───── RECORDS PROVIDED

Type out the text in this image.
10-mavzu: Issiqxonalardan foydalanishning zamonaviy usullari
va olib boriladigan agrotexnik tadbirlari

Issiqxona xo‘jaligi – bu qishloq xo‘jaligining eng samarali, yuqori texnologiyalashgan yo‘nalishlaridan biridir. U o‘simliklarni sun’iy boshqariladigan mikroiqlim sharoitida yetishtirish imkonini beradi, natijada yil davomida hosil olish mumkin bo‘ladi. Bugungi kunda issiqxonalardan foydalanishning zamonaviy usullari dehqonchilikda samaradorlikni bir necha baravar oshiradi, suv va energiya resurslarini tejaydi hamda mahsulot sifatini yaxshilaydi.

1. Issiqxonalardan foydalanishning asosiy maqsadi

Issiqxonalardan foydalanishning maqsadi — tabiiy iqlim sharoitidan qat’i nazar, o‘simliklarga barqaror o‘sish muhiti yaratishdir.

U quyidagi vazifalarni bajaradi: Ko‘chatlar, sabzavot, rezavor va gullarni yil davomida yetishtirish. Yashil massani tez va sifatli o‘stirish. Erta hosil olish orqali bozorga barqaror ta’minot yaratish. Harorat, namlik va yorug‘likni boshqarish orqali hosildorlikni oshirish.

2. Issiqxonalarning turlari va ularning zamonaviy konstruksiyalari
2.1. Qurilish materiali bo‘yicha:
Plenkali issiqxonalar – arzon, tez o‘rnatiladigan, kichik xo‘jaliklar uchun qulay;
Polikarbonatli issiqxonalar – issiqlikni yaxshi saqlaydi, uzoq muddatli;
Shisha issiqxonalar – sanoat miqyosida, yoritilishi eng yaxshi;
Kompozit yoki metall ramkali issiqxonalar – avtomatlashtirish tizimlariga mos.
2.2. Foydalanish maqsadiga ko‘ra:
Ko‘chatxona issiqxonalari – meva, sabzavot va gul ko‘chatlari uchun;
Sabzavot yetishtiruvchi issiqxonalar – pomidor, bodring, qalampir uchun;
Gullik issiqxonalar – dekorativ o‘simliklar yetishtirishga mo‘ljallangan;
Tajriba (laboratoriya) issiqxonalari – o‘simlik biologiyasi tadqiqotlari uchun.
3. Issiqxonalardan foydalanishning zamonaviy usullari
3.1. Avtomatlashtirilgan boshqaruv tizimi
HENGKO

──────────

WORK TO BE COMPLETED:
Write out every entry again exactly, please, with nothing missing.

TASK ANSWER:
Type out the text in this image.
10-mavzu: Issiqxonalardan foydalanishning zamonaviy usullari
va olib boriladigan agrotexnik tadbirlari

Issiqxona xo‘jaligi – bu qishloq xo‘jaligining eng samarali, yuqori texnologiyalashgan yo‘nalishlaridan biridir. U o‘simliklarni sun’iy boshqariladigan mikroiqlim sharoitida yetishtirish imkonini beradi, natijada yil davomida hosil olish mumkin bo‘ladi. Bugungi kunda issiqxonalardan foydalanishning zamonaviy usullari dehqonchilikda samaradorlikni bir necha baravar oshiradi, suv va energiya resurslarini tejaydi hamda mahsulot sifatini yaxshilaydi.

1. Issiqxonalardan foydalanishning asosiy maqsadi

Issiqxonalardan foydalanishning maqsadi — tabiiy iqlim sharoitidan qat’i nazar, o‘simliklarga barqaror o‘sish muhiti yaratishdir.

U quyidagi vazifalarni bajaradi: Ko‘chatlar, sabzavot, rezavor va gullarni yil davomida yetishtirish. Yashil massani tez va sifatli o‘stirish. Erta hosil olish orqali bozorga barqaror ta’minot yaratish. Harorat, namlik va yorug‘likni boshqarish orqali hosildorlikni oshirish.

2. Issiqxonalarning turlari va ularning zamonaviy konstruksiyalari
2.1. Qurilish materiali bo‘yicha:
Plenkali issiqxonalar – arzon, tez o‘rnatiladigan, kichik xo‘jaliklar uchun qulay;
Polikarbonatli issiqxonalar – issiqlikni yaxshi saqlaydi, uzoq muddatli;
Shisha issiqxonalar – sanoat miqyosida, yoritilishi eng yaxshi;
Kompozit yoki metall ramkali issiqxonalar – avtomatlashtirish tizimlariga mos.
2.2. Foydalanish maqsadiga ko‘ra:
Ko‘chatxona issiqxonalari – meva, sabzavot va gul ko‘chatlari uchun;
Sabzavot yetishtiruvchi issiqxonalar – pomidor, bodring, qalampir uchun;
Gullik issiqxonalar – dekorativ o‘simliklar yetishtirishga mo‘ljallangan;
Tajriba (laboratoriya) issiqxonalari – o‘simlik biologiyasi tadqiqotlari uchun.
3. Issiqxonalardan foydalanishning zamonaviy usullari
3.1. Avtomatlashtirilgan boshqaruv tizimi
HENGKO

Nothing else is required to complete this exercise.